(Exercise prompt) Give every line back verbatim, dropping all images.

- - - -

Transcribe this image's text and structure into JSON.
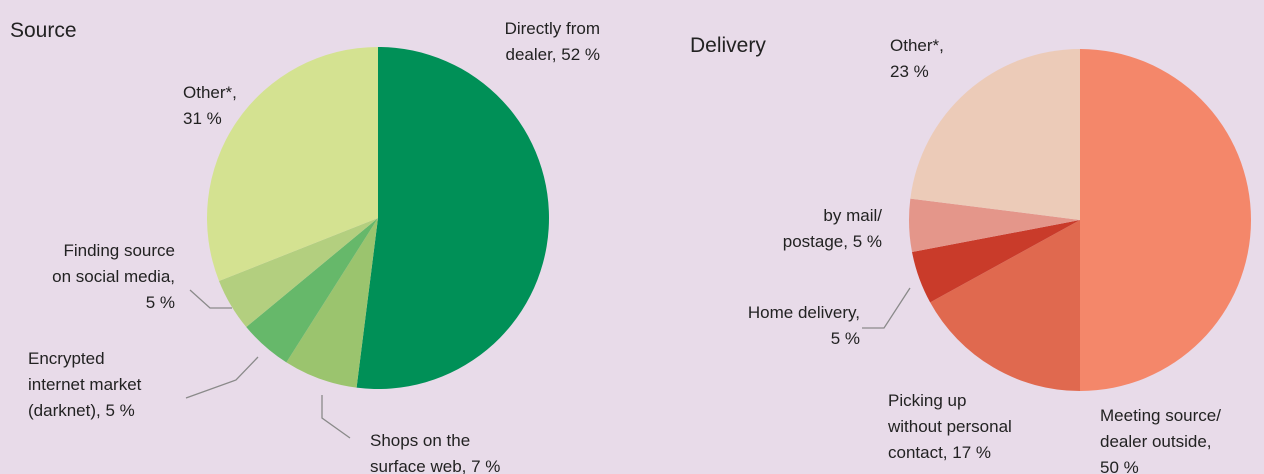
{
  "chart_data": [
    {
      "type": "pie",
      "title": "Source",
      "labels": [
        [
          "Directly from",
          "dealer, 52 %"
        ],
        [
          "Shops on the",
          "surface web, 7 %"
        ],
        [
          "Encrypted",
          "internet market",
          "(darknet), 5 %"
        ],
        [
          "Finding source",
          "on social media,",
          "5 %"
        ],
        [
          "Other*,",
          "31 %"
        ]
      ],
      "values": [
        52,
        7,
        5,
        5,
        31
      ],
      "colors": [
        "#009057",
        "#9bc46e",
        "#66b86a",
        "#b3cf7f",
        "#d4e291"
      ]
    },
    {
      "type": "pie",
      "title": "Delivery",
      "labels": [
        [
          "Meeting source/",
          "dealer outside,",
          "50 %"
        ],
        [
          "Picking up",
          "without personal",
          "contact, 17 %"
        ],
        [
          "Home delivery,",
          "5 %"
        ],
        [
          "by mail/",
          "postage, 5 %"
        ],
        [
          "Other*,",
          "23 %"
        ]
      ],
      "values": [
        50,
        17,
        5,
        5,
        23
      ],
      "colors": [
        "#f4876a",
        "#e0694f",
        "#c93b2a",
        "#e4968a",
        "#eccbb8"
      ]
    }
  ]
}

- - - -

(Written solution)
Transcribe this image's text and structure into JSON.
{
  "chart_data": [
    {
      "type": "pie",
      "title": "Source",
      "labels": [
        [
          "Directly from",
          "dealer, 52 %"
        ],
        [
          "Shops on the",
          "surface web, 7 %"
        ],
        [
          "Encrypted",
          "internet market",
          "(darknet), 5 %"
        ],
        [
          "Finding source",
          "on social media,",
          "5 %"
        ],
        [
          "Other*,",
          "31 %"
        ]
      ],
      "values": [
        52,
        7,
        5,
        5,
        31
      ],
      "colors": [
        "#009057",
        "#9bc46e",
        "#66b86a",
        "#b3cf7f",
        "#d4e291"
      ]
    },
    {
      "type": "pie",
      "title": "Delivery",
      "labels": [
        [
          "Meeting source/",
          "dealer outside,",
          "50 %"
        ],
        [
          "Picking up",
          "without personal",
          "contact, 17 %"
        ],
        [
          "Home delivery,",
          "5 %"
        ],
        [
          "by mail/",
          "postage, 5 %"
        ],
        [
          "Other*,",
          "23 %"
        ]
      ],
      "values": [
        50,
        17,
        5,
        5,
        23
      ],
      "colors": [
        "#f4876a",
        "#e0694f",
        "#c93b2a",
        "#e4968a",
        "#eccbb8"
      ]
    }
  ]
}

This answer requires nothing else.